- [Listed records]
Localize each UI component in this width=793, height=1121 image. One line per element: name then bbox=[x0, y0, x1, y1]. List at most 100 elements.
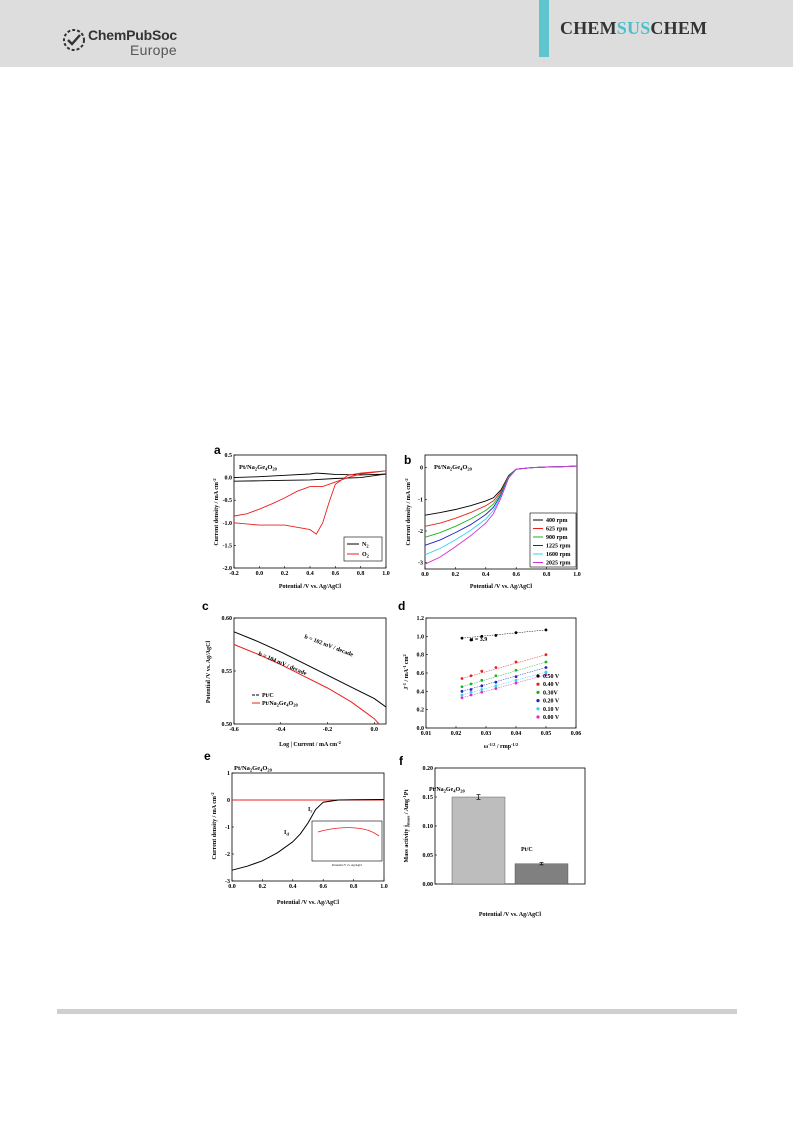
chart-e: e Pt/Na2Ge4O20 0.0 0.2 0.4 0.6 0.8 1.0 1 0 -1 -2 -… bbox=[204, 749, 388, 906]
kl-point bbox=[469, 682, 473, 686]
y-axis-label-b: Current density / mA cm-2 bbox=[404, 478, 412, 546]
legend-label-b: 625 rpm bbox=[546, 527, 568, 533]
inset-ring-curve bbox=[317, 827, 380, 837]
panel-label-e: e bbox=[204, 749, 211, 763]
kl-point bbox=[480, 678, 484, 682]
x-axis-label-e: Potential /V vs. Ag/AgCl bbox=[277, 900, 340, 906]
f-y-tick-label: 0.00 bbox=[423, 882, 434, 888]
kl-point bbox=[514, 681, 518, 685]
e-y-tick-label: 1 bbox=[227, 771, 230, 777]
d-y-tick-label: 0.8 bbox=[417, 653, 425, 659]
kl-point bbox=[460, 636, 464, 640]
d-x-tick-label: 0.05 bbox=[541, 731, 552, 737]
e-x-tick-label: 1.0 bbox=[380, 884, 388, 890]
mass-activity-bar bbox=[451, 796, 506, 885]
chart-a: a Pt/Na2Ge4O20 -0.2 0.0 0.2 0.4 0.6 0.8 1.0 -2.… bbox=[212, 443, 390, 590]
f-y-tick-label: 0.20 bbox=[423, 766, 434, 772]
kl-point bbox=[494, 680, 498, 684]
kl-fit-line bbox=[461, 661, 547, 687]
chart-f: f 0.00 0.05 0.10 0.15 0.20 Pt/Na2Ge4O20 Pt/C… bbox=[399, 754, 586, 918]
d-y-tick-label: 0.4 bbox=[417, 689, 425, 695]
figure-panel-e: e Pt/Na2Ge4O20 0.0 0.2 0.4 0.6 0.8 1.0 1 0 -1 -2 -… bbox=[196, 748, 396, 908]
f-y-tick-label: 0.05 bbox=[423, 853, 434, 859]
legend-box-a bbox=[343, 536, 383, 562]
kl-point bbox=[480, 688, 484, 691]
x-axis-label-d: ω-1/2 / rmp-1/2 bbox=[484, 742, 519, 750]
c-y-tick-label: 0.50 bbox=[222, 722, 233, 728]
kl-point bbox=[460, 685, 464, 689]
chart-c: c -0.6 -0.4 -0.2 0.0 0.60 0.55 0.50 b = 102 mV… bbox=[202, 599, 387, 748]
a-x-tick-label: 0.6 bbox=[332, 571, 340, 577]
kl-point bbox=[544, 666, 548, 669]
kl-point bbox=[460, 677, 464, 680]
cv-curve-o2 bbox=[233, 470, 387, 535]
mass-activity-bar bbox=[514, 863, 569, 885]
lsv-curve-2025-rpm bbox=[424, 465, 578, 565]
sample-title-e: Pt/Na2Ge4O20 bbox=[234, 765, 273, 773]
legend-label-d: 0.20 V bbox=[543, 699, 560, 705]
kl-point bbox=[480, 684, 484, 688]
kl-fit-line bbox=[461, 654, 547, 679]
x-axis-label-c: Log | Current / mA cm-2 bbox=[279, 740, 342, 748]
kl-point bbox=[544, 628, 548, 632]
d-y-tick-label: 0.0 bbox=[417, 726, 425, 732]
publisher-name: ChemPubSoc bbox=[88, 27, 178, 43]
kl-point bbox=[460, 696, 464, 700]
kl-fit-line bbox=[461, 671, 547, 696]
panel-label-d: d bbox=[398, 599, 405, 613]
kl-point bbox=[469, 690, 473, 694]
b-y-tick-label: -3 bbox=[418, 561, 423, 567]
chart-b: b Pt/Na2Ge4O20 0.0 0.2 0.4 0.6 0.8 1.0 0 -1 -2 -3… bbox=[404, 453, 581, 590]
x-axis-label-b: Potential /V vs. Ag/AgCl bbox=[470, 584, 533, 590]
c-y-tick-label: 0.60 bbox=[222, 616, 233, 622]
journal-title-part2: SUS bbox=[616, 18, 651, 38]
legend-marker-d bbox=[536, 715, 540, 719]
legend-label-b: 2025 rpm bbox=[546, 561, 571, 567]
legend-label-b: 900 rpm bbox=[546, 535, 568, 541]
c-x-tick-label: -0.2 bbox=[323, 727, 333, 733]
panel-label-a: a bbox=[214, 443, 221, 457]
publisher-logo[interactable]: ChemPubSoc Europe bbox=[62, 24, 202, 60]
d-x-tick-label: 0.04 bbox=[511, 731, 522, 737]
kl-point bbox=[469, 638, 473, 642]
kl-point bbox=[469, 688, 473, 691]
ring-current-label: Ir bbox=[308, 807, 312, 814]
journal-title-part3: CHEM bbox=[650, 18, 708, 38]
f-y-tick-label: 0.15 bbox=[423, 795, 434, 801]
e-x-tick-label: 0.2 bbox=[259, 884, 267, 890]
d-x-tick-label: 0.06 bbox=[571, 731, 582, 737]
legend-label-d: 0.00 V bbox=[543, 715, 560, 721]
y-axis-label-d: J-1 / mA-1cm2 bbox=[402, 654, 410, 690]
a-y-tick-label: -1.5 bbox=[223, 543, 233, 549]
e-x-tick-label: 0.6 bbox=[319, 884, 327, 890]
kl-point bbox=[494, 684, 498, 688]
legend-label-b: 1225 rpm bbox=[546, 544, 571, 550]
kl-point bbox=[514, 660, 518, 664]
tafel-curve-ptc bbox=[233, 631, 387, 708]
d-y-tick-label: 1.0 bbox=[417, 634, 425, 640]
kl-fit-line bbox=[461, 674, 547, 698]
bar-label-sample: Pt/Na2Ge4O20 bbox=[429, 787, 465, 794]
figure-panel-d: d 0.01 0.02 0.03 0.04 0.05 0.06 0.0 0.2 0.4 0.6 0.… bbox=[396, 598, 596, 750]
b-x-tick-label: 0.6 bbox=[512, 572, 520, 578]
sample-title-a: Pt/Na2Ge4O20 bbox=[239, 464, 278, 472]
a-x-tick-label: 0.0 bbox=[256, 571, 264, 577]
legend-label-d: 0.10 V bbox=[543, 707, 560, 713]
kl-point bbox=[544, 670, 548, 674]
b-x-tick-label: 0.8 bbox=[543, 572, 551, 578]
kl-point bbox=[494, 666, 498, 669]
kl-point bbox=[480, 690, 484, 694]
b-y-tick-label: 0 bbox=[420, 466, 423, 472]
kl-point bbox=[514, 675, 518, 679]
legend-label-n2: N2 bbox=[362, 542, 369, 549]
tafel-slope-ptc: b = 102 mV / decade bbox=[303, 634, 354, 658]
kl-point bbox=[494, 634, 498, 637]
d-x-tick-label: 0.01 bbox=[421, 731, 432, 737]
legend-box-b bbox=[529, 512, 577, 568]
page-header: ChemPubSoc Europe CHEMSUSCHEM bbox=[0, 0, 793, 67]
kl-point bbox=[514, 678, 518, 682]
e-x-tick-label: 0.8 bbox=[350, 884, 358, 890]
x-axis-label-f: Potential /V vs. Ag/AgCl bbox=[479, 912, 542, 918]
panel-label-f: f bbox=[399, 754, 404, 768]
a-y-tick-label: -2.0 bbox=[223, 566, 233, 572]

- [Exercise goal]
Copy out all the records above word for word, but leave out the pictures.

- [Result for this exercise]
Localize each UI component in this width=793, height=1121 image. One line per element: name then bbox=[x0, y0, x1, y1]. List at most 100 elements.
chart-e: e Pt/Na2Ge4O20 0.0 0.2 0.4 0.6 0.8 1.0 1 0 -1 -2 -… bbox=[204, 749, 388, 906]
kl-point bbox=[469, 682, 473, 686]
y-axis-label-b: Current density / mA cm-2 bbox=[404, 478, 412, 546]
legend-label-b: 625 rpm bbox=[546, 527, 568, 533]
inset-ring-curve bbox=[317, 827, 380, 837]
panel-label-e: e bbox=[204, 749, 211, 763]
kl-point bbox=[480, 678, 484, 682]
x-axis-label-e: Potential /V vs. Ag/AgCl bbox=[277, 900, 340, 906]
f-y-tick-label: 0.00 bbox=[423, 882, 434, 888]
kl-point bbox=[514, 681, 518, 685]
e-y-tick-label: 1 bbox=[227, 771, 230, 777]
d-y-tick-label: 0.8 bbox=[417, 653, 425, 659]
kl-point bbox=[460, 636, 464, 640]
d-x-tick-label: 0.05 bbox=[541, 731, 552, 737]
e-x-tick-label: 1.0 bbox=[380, 884, 388, 890]
mass-activity-bar bbox=[451, 796, 506, 885]
chart-a: a Pt/Na2Ge4O20 -0.2 0.0 0.2 0.4 0.6 0.8 1.0 -2.… bbox=[212, 443, 390, 590]
f-y-tick-label: 0.20 bbox=[423, 766, 434, 772]
kl-point bbox=[494, 680, 498, 684]
kl-fit-line bbox=[461, 661, 547, 687]
chart-f: f 0.00 0.05 0.10 0.15 0.20 Pt/Na2Ge4O20 Pt/C… bbox=[399, 754, 586, 918]
d-y-tick-label: 0.4 bbox=[417, 689, 425, 695]
figure-panel-e: e Pt/Na2Ge4O20 0.0 0.2 0.4 0.6 0.8 1.0 1 0 -1 -2 -… bbox=[196, 748, 396, 908]
f-y-tick-label: 0.05 bbox=[423, 853, 434, 859]
legend-box-a bbox=[343, 536, 383, 562]
kl-point bbox=[480, 688, 484, 691]
x-axis-label-d: ω-1/2 / rmp-1/2 bbox=[484, 742, 519, 750]
c-y-tick-label: 0.50 bbox=[222, 722, 233, 728]
kl-point bbox=[460, 685, 464, 689]
chart-c: c -0.6 -0.4 -0.2 0.0 0.60 0.55 0.50 b = 102 mV… bbox=[202, 599, 387, 748]
a-x-tick-label: 0.6 bbox=[332, 571, 340, 577]
kl-point bbox=[544, 666, 548, 669]
kl-point bbox=[460, 677, 464, 680]
cv-curve-o2 bbox=[233, 470, 387, 535]
mass-activity-bar bbox=[514, 863, 569, 885]
lsv-curve-2025-rpm bbox=[424, 465, 578, 565]
sample-title-e: Pt/Na2Ge4O20 bbox=[234, 765, 273, 773]
legend-label-d: 0.20 V bbox=[543, 699, 560, 705]
kl-point bbox=[480, 684, 484, 688]
kl-fit-line bbox=[461, 654, 547, 679]
x-axis-label-c: Log | Current / mA cm-2 bbox=[279, 740, 342, 748]
kl-point bbox=[544, 628, 548, 632]
d-y-tick-label: 0.0 bbox=[417, 726, 425, 732]
publisher-name: ChemPubSoc bbox=[88, 27, 178, 43]
kl-point bbox=[460, 696, 464, 700]
kl-fit-line bbox=[461, 671, 547, 696]
panel-label-d: d bbox=[398, 599, 405, 613]
kl-point bbox=[469, 690, 473, 694]
b-y-tick-label: -3 bbox=[418, 561, 423, 567]
chart-b: b Pt/Na2Ge4O20 0.0 0.2 0.4 0.6 0.8 1.0 0 -1 -2 -3… bbox=[404, 453, 581, 590]
x-axis-label-b: Potential /V vs. Ag/AgCl bbox=[470, 584, 533, 590]
c-y-tick-label: 0.60 bbox=[222, 616, 233, 622]
journal-title-part2: SUS bbox=[616, 18, 651, 38]
legend-marker-d bbox=[536, 715, 540, 719]
legend-label-b: 2025 rpm bbox=[546, 561, 571, 567]
legend-label-b: 900 rpm bbox=[546, 535, 568, 541]
c-x-tick-label: -0.2 bbox=[323, 727, 333, 733]
panel-label-a: a bbox=[214, 443, 221, 457]
publisher-logo[interactable]: ChemPubSoc Europe bbox=[62, 24, 202, 60]
d-x-tick-label: 0.04 bbox=[511, 731, 522, 737]
kl-point bbox=[469, 638, 473, 642]
kl-point bbox=[469, 688, 473, 691]
ring-current-label: Ir bbox=[308, 807, 312, 814]
journal-title-part3: CHEM bbox=[650, 18, 708, 38]
f-y-tick-label: 0.15 bbox=[423, 795, 434, 801]
e-x-tick-label: 0.2 bbox=[259, 884, 267, 890]
d-x-tick-label: 0.06 bbox=[571, 731, 582, 737]
legend-label-d: 0.00 V bbox=[543, 715, 560, 721]
y-axis-label-d: J-1 / mA-1cm2 bbox=[402, 654, 410, 690]
a-y-tick-label: -1.5 bbox=[223, 543, 233, 549]
e-x-tick-label: 0.6 bbox=[319, 884, 327, 890]
kl-point bbox=[494, 684, 498, 688]
legend-label-b: 1225 rpm bbox=[546, 544, 571, 550]
kl-point bbox=[514, 660, 518, 664]
tafel-curve-ptc bbox=[233, 631, 387, 708]
d-y-tick-label: 1.0 bbox=[417, 634, 425, 640]
kl-fit-line bbox=[461, 674, 547, 698]
bar-label-sample: Pt/Na2Ge4O20 bbox=[429, 787, 465, 794]
figure-panel-d: d 0.01 0.02 0.03 0.04 0.05 0.06 0.0 0.2 0.4 0.6 0.… bbox=[396, 598, 596, 750]
b-x-tick-label: 0.6 bbox=[512, 572, 520, 578]
sample-title-a: Pt/Na2Ge4O20 bbox=[239, 464, 278, 472]
a-x-tick-label: 0.0 bbox=[256, 571, 264, 577]
legend-label-d: 0.10 V bbox=[543, 707, 560, 713]
kl-point bbox=[544, 670, 548, 674]
b-x-tick-label: 0.8 bbox=[543, 572, 551, 578]
kl-point bbox=[494, 666, 498, 669]
kl-point bbox=[480, 690, 484, 694]
b-y-tick-label: 0 bbox=[420, 466, 423, 472]
kl-point bbox=[514, 675, 518, 679]
legend-label-n2: N2 bbox=[362, 542, 369, 549]
tafel-slope-ptc: b = 102 mV / decade bbox=[303, 634, 354, 658]
kl-point bbox=[494, 634, 498, 637]
d-x-tick-label: 0.01 bbox=[421, 731, 432, 737]
legend-box-b bbox=[529, 512, 577, 568]
page-header: ChemPubSoc Europe CHEMSUSCHEM bbox=[0, 0, 793, 67]
kl-point bbox=[514, 678, 518, 682]
e-x-tick-label: 0.8 bbox=[350, 884, 358, 890]
x-axis-label-f: Potential /V vs. Ag/AgCl bbox=[479, 912, 542, 918]
panel-label-f: f bbox=[399, 754, 404, 768]
a-y-tick-label: -2.0 bbox=[223, 566, 233, 572]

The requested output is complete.